**REQUEST**
Every record that follows should be printed verbatim.

==== STORED DATA ====

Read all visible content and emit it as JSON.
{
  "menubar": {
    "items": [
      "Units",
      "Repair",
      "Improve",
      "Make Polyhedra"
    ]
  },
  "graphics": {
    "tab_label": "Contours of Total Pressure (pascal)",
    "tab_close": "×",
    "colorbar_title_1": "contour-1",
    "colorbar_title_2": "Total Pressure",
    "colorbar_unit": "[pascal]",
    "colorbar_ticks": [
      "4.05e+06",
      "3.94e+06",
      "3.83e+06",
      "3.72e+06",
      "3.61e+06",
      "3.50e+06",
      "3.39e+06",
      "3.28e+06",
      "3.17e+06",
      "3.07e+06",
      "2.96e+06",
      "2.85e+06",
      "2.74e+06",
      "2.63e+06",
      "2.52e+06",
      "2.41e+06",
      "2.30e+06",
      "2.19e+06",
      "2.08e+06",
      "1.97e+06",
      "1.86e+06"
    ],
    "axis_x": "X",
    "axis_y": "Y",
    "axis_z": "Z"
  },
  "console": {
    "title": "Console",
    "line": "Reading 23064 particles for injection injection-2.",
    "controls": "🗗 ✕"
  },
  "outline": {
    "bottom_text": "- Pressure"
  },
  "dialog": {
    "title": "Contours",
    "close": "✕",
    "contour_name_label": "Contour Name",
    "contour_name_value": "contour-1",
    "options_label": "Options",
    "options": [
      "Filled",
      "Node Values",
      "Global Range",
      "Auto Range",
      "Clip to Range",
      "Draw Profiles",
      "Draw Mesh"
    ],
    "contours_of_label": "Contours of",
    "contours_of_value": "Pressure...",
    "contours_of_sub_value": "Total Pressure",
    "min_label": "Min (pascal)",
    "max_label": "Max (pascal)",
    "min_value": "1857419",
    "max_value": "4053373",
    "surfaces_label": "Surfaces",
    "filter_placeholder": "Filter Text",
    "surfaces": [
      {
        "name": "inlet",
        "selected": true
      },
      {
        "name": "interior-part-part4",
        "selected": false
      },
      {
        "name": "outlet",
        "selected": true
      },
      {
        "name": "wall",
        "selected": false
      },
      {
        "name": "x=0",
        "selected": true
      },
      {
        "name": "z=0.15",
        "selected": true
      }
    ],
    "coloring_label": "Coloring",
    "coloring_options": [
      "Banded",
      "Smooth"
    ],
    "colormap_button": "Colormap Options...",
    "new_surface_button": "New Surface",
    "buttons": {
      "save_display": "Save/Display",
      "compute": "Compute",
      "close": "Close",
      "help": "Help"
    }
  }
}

====

**SOLUTION TO THIS EXERCISE**
Read all visible content and emit it as JSON.
{
  "menubar": {
    "items": [
      "Units",
      "Repair",
      "Improve",
      "Make Polyhedra"
    ]
  },
  "graphics": {
    "tab_label": "Contours of Total Pressure (pascal)",
    "tab_close": "×",
    "colorbar_title_1": "contour-1",
    "colorbar_title_2": "Total Pressure",
    "colorbar_unit": "[pascal]",
    "colorbar_ticks": [
      "4.05e+06",
      "3.94e+06",
      "3.83e+06",
      "3.72e+06",
      "3.61e+06",
      "3.50e+06",
      "3.39e+06",
      "3.28e+06",
      "3.17e+06",
      "3.07e+06",
      "2.96e+06",
      "2.85e+06",
      "2.74e+06",
      "2.63e+06",
      "2.52e+06",
      "2.41e+06",
      "2.30e+06",
      "2.19e+06",
      "2.08e+06",
      "1.97e+06",
      "1.86e+06"
    ],
    "axis_x": "X",
    "axis_y": "Y",
    "axis_z": "Z"
  },
  "console": {
    "title": "Console",
    "line": "Reading 23064 particles for injection injection-2.",
    "controls": "🗗 ✕"
  },
  "outline": {
    "bottom_text": "- Pressure"
  },
  "dialog": {
    "title": "Contours",
    "close": "✕",
    "contour_name_label": "Contour Name",
    "contour_name_value": "contour-1",
    "options_label": "Options",
    "options": [
      "Filled",
      "Node Values",
      "Global Range",
      "Auto Range",
      "Clip to Range",
      "Draw Profiles",
      "Draw Mesh"
    ],
    "contours_of_label": "Contours of",
    "contours_of_value": "Pressure...",
    "contours_of_sub_value": "Total Pressure",
    "min_label": "Min (pascal)",
    "max_label": "Max (pascal)",
    "min_value": "1857419",
    "max_value": "4053373",
    "surfaces_label": "Surfaces",
    "filter_placeholder": "Filter Text",
    "surfaces": [
      {
        "name": "inlet",
        "selected": true
      },
      {
        "name": "interior-part-part4",
        "selected": false
      },
      {
        "name": "outlet",
        "selected": true
      },
      {
        "name": "wall",
        "selected": false
      },
      {
        "name": "x=0",
        "selected": true
      },
      {
        "name": "z=0.15",
        "selected": true
      }
    ],
    "coloring_label": "Coloring",
    "coloring_options": [
      "Banded",
      "Smooth"
    ],
    "colormap_button": "Colormap Options...",
    "new_surface_button": "New Surface",
    "buttons": {
      "save_display": "Save/Display",
      "compute": "Compute",
      "close": "Close",
      "help": "Help"
    }
  }
}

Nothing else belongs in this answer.